INSTRUCTIONS TO FOLLOW: Identify every line in the records below that contains the word "ubuntu", and copy each of those lines.

DATA SHOWN:
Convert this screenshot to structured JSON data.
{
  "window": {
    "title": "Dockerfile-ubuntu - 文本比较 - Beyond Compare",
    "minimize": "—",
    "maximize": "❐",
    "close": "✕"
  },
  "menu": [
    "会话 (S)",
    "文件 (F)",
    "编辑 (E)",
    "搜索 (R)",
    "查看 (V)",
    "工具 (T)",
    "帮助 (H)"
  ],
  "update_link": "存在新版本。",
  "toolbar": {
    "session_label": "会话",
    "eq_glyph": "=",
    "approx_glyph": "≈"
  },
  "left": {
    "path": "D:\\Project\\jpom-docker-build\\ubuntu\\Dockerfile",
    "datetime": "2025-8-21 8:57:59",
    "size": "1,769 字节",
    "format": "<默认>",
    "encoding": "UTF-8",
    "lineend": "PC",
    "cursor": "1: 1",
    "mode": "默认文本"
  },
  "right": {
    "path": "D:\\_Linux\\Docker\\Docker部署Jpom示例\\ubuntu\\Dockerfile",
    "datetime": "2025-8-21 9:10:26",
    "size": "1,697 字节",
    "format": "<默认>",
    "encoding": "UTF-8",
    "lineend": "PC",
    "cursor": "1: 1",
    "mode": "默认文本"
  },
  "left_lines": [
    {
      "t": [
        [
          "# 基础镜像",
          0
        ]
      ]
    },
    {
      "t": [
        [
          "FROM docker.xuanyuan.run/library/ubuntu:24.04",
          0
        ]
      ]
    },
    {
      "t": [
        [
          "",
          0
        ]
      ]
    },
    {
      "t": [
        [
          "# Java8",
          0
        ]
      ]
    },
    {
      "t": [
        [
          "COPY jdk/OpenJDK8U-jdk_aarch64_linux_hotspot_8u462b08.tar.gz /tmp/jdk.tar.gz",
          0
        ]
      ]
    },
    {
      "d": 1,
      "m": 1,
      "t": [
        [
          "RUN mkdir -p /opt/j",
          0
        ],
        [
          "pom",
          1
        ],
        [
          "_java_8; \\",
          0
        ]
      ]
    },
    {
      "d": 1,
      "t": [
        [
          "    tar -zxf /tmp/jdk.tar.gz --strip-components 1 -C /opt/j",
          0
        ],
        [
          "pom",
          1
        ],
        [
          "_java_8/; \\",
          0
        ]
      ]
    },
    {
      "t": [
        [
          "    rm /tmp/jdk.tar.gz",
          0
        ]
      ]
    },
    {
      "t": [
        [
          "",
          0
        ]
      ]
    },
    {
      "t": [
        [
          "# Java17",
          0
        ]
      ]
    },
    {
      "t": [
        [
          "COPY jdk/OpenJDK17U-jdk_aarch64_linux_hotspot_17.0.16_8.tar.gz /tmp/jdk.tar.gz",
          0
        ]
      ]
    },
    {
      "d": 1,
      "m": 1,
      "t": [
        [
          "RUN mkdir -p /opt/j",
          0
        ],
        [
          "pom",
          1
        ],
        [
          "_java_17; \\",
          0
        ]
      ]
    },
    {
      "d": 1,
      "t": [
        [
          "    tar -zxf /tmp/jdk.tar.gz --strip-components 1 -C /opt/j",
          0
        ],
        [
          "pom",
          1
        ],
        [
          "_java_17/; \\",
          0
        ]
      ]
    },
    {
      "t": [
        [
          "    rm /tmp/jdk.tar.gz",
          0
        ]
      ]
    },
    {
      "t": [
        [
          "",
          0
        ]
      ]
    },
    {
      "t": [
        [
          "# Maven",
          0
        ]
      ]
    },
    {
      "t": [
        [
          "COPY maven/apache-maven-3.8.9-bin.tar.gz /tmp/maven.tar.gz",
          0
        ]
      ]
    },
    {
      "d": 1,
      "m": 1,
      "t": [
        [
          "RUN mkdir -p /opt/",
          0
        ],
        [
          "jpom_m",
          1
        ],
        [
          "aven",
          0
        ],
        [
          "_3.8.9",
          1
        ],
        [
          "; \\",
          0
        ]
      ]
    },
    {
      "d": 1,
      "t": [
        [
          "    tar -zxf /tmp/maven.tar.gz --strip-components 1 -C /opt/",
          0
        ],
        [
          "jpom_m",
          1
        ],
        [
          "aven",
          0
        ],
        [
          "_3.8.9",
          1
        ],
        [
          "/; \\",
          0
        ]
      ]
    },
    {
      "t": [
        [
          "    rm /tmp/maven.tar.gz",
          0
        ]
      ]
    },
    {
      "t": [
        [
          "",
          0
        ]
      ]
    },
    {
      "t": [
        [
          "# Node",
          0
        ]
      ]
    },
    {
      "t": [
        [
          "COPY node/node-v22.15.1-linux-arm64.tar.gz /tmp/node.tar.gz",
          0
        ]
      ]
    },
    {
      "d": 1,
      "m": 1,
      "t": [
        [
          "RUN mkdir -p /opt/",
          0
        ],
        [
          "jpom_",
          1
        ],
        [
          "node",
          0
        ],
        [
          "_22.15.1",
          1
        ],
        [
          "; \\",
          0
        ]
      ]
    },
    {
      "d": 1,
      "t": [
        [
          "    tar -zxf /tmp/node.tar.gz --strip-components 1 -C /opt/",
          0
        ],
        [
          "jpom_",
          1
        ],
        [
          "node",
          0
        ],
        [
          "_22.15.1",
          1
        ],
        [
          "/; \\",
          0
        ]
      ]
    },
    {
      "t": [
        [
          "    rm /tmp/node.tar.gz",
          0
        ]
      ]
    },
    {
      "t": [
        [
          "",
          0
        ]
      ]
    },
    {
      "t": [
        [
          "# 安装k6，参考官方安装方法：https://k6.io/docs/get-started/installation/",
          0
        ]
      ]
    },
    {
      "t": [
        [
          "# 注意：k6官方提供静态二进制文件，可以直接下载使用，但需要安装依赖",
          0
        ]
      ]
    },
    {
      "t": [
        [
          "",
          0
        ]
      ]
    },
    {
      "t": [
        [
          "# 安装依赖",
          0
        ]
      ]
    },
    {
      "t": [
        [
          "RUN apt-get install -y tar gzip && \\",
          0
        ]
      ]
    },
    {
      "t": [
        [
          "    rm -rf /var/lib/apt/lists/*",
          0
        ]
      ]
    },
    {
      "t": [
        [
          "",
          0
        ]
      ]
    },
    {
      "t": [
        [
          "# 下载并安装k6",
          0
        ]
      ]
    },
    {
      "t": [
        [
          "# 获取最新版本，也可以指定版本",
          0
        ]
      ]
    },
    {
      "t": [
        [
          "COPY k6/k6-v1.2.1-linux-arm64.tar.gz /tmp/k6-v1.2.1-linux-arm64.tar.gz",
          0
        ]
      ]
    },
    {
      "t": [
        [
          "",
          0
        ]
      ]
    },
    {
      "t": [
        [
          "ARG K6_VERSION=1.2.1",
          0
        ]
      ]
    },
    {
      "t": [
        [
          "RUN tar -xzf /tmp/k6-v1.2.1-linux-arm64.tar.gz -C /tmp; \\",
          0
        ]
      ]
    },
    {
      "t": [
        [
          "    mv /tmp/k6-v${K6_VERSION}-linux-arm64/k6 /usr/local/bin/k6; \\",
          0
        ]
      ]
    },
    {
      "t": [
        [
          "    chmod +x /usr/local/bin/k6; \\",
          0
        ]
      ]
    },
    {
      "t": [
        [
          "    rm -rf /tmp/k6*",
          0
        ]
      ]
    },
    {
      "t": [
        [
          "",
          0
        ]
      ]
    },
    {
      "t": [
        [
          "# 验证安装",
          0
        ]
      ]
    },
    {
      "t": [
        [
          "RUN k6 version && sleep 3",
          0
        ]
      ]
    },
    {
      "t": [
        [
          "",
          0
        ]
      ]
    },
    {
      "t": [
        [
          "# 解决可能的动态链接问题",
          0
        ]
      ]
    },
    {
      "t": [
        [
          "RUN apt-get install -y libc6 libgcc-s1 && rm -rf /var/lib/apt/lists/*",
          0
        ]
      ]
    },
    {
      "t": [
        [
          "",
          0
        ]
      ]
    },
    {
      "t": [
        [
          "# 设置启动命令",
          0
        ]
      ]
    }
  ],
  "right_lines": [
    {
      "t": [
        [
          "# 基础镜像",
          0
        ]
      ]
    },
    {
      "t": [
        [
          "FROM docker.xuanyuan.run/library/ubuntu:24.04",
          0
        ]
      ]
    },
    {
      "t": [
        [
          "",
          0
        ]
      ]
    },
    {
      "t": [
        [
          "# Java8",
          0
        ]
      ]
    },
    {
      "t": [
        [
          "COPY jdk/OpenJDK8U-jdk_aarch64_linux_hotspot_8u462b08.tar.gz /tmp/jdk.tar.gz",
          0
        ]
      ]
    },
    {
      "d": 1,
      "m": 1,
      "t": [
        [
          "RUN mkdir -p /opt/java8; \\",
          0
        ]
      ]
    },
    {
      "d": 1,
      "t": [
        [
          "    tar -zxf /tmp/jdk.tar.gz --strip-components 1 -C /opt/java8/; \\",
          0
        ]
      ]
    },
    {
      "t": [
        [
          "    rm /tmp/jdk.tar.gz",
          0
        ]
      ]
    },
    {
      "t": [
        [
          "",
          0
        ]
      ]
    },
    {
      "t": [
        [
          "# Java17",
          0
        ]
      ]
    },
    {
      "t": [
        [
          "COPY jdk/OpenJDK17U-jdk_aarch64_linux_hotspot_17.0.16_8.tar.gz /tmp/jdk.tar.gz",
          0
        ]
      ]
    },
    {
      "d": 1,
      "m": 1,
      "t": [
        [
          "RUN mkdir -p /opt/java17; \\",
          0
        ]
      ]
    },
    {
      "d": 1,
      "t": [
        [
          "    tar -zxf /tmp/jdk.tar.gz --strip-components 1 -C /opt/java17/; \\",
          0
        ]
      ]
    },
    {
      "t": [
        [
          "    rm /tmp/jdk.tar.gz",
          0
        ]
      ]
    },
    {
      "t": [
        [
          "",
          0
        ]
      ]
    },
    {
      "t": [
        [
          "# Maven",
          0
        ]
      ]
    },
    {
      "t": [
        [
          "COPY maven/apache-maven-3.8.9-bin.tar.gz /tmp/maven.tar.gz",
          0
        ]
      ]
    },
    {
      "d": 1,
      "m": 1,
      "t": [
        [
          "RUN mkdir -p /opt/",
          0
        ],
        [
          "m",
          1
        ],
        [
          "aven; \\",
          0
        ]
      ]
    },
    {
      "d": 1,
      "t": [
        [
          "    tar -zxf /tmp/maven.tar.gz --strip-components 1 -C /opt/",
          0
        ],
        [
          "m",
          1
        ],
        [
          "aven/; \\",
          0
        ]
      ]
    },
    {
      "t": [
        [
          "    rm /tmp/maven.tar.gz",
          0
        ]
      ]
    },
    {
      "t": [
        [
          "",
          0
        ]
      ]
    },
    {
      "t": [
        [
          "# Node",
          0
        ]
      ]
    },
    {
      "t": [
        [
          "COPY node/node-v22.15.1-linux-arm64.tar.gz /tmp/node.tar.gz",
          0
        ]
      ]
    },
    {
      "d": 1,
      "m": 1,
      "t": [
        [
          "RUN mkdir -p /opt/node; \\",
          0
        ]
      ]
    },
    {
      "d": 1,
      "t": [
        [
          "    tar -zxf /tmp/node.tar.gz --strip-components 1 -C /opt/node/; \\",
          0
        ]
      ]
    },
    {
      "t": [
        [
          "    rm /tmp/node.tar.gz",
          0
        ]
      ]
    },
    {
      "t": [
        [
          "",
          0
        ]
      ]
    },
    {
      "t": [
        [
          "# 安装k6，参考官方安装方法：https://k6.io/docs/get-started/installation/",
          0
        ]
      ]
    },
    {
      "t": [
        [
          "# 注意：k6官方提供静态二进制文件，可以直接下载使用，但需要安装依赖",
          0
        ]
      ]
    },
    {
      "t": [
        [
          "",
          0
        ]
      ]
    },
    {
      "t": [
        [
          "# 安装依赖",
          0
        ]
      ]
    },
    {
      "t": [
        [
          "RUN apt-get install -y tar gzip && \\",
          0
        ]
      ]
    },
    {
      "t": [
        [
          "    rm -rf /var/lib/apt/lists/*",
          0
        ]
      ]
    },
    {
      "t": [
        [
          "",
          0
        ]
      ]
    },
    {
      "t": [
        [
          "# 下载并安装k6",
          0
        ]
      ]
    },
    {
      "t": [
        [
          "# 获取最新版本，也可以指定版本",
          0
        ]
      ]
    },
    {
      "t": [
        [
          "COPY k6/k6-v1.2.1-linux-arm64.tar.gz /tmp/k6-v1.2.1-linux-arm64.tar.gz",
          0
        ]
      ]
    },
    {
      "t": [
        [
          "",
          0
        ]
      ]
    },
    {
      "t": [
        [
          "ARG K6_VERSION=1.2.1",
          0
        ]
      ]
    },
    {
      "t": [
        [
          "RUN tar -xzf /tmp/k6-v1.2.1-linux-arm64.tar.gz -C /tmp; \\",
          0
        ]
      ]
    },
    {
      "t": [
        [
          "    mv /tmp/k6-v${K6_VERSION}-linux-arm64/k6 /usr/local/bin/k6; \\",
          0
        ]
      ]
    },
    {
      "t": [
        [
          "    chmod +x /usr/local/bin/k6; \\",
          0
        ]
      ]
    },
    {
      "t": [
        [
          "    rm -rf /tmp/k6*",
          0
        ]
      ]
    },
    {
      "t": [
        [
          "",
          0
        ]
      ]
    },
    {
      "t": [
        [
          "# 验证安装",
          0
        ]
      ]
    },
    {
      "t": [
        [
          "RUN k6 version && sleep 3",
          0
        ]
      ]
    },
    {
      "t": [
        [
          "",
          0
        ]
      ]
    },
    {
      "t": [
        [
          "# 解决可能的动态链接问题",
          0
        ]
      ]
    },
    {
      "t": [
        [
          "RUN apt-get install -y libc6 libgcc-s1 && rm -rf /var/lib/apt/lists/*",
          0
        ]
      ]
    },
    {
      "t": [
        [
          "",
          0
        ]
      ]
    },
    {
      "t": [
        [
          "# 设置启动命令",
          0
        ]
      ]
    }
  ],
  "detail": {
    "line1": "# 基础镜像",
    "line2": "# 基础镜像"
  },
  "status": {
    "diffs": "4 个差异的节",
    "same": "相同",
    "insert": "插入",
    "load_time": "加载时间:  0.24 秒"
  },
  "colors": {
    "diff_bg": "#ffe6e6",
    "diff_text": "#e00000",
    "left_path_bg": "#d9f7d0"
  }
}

REPLY:
    "title": "Dockerfile-ubuntu - 文本比较 - Beyond Compare",
    "path": "D:\\Project\\jpom-docker-build\\ubuntu\\Dockerfile",
    "path": "D:\\_Linux\\Docker\\Docker部署Jpom示例\\ubuntu\\Dockerfile",
          "FROM docker.xuanyuan.run/library/ubuntu:24.04",
          "FROM docker.xuanyuan.run/library/ubuntu:24.04",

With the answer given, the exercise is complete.